*** Supplied information

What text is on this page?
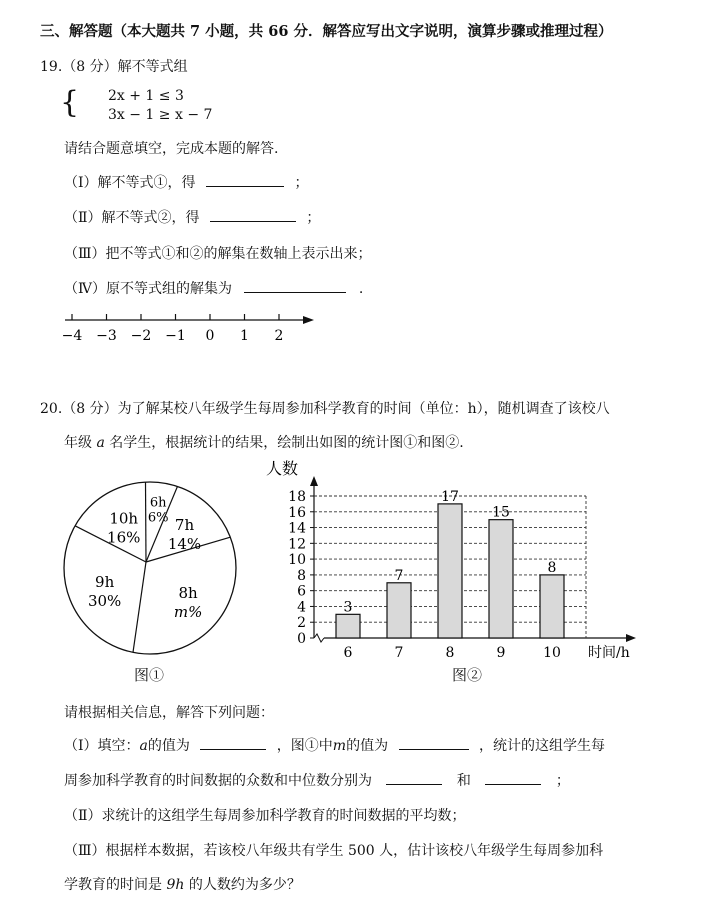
三、解答题（本大题共 7 小题，共 66 分．解答应写出文字说明，演算步骤或推理过程）
19.（8 分）解不等式组
{ 2x + 1 ≤ 3
3x − 1 ≥ x − 7
请结合题意填空，完成本题的解答.
（Ⅰ）解不等式①，得	；
（Ⅱ）解不等式②，得	；
（Ⅲ）把不等式①和②的解集在数轴上表示出来；
（Ⅳ）原不等式组的解集为	.
−4 −3 −2 −1 0 1 2
20.（8 分）为了解某校八年级学生每周参加科学教育的时间（单位：h），随机调查了该校八
年级 a 名学生，根据统计的结果，绘制出如图的统计图①和图②.
6h
6% 7h
14%
8h
m%
9h
30%
10h
16%
图①
人数
0
2
4
6
8
10
12
14
16
18
3
6
7
7
17
8
15
9
8
10 时间/h
图②
请根据相关信息，解答下列问题：
（Ⅰ）填空：a的值为	，图①中m的值为	，统计的这组学生每
周参加科学教育的时间数据的众数和中位数分别为	和	；
（Ⅱ）求统计的这组学生每周参加科学教育的时间数据的平均数；
（Ⅲ）根据样本数据，若该校八年级共有学生 500 人，估计该校八年级学生每周参加科
学教育的时间是 9h 的人数约为多少？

******

Exercise objective: All the records need to be repeated exactly, with the images dropped.

Worked answer:
What text is on this page?
三、解答题（本大题共 7 小题，共 66 分．解答应写出文字说明，演算步骤或推理过程）
19.（8 分）解不等式组
{ 2x + 1 ≤ 3
3x − 1 ≥ x − 7
请结合题意填空，完成本题的解答.
（Ⅰ）解不等式①，得	；
（Ⅱ）解不等式②，得	；
（Ⅲ）把不等式①和②的解集在数轴上表示出来；
（Ⅳ）原不等式组的解集为	.
−4 −3 −2 −1 0 1 2
20.（8 分）为了解某校八年级学生每周参加科学教育的时间（单位：h），随机调查了该校八
年级 a 名学生，根据统计的结果，绘制出如图的统计图①和图②.
6h
6% 7h
14%
8h
m%
9h
30%
10h
16%
图①
人数
0
2
4
6
8
10
12
14
16
18
3
6
7
7
17
8
15
9
8
10 时间/h
图②
请根据相关信息，解答下列问题：
（Ⅰ）填空：a的值为	，图①中m的值为	，统计的这组学生每
周参加科学教育的时间数据的众数和中位数分别为	和	；
（Ⅱ）求统计的这组学生每周参加科学教育的时间数据的平均数；
（Ⅲ）根据样本数据，若该校八年级共有学生 500 人，估计该校八年级学生每周参加科
学教育的时间是 9h 的人数约为多少？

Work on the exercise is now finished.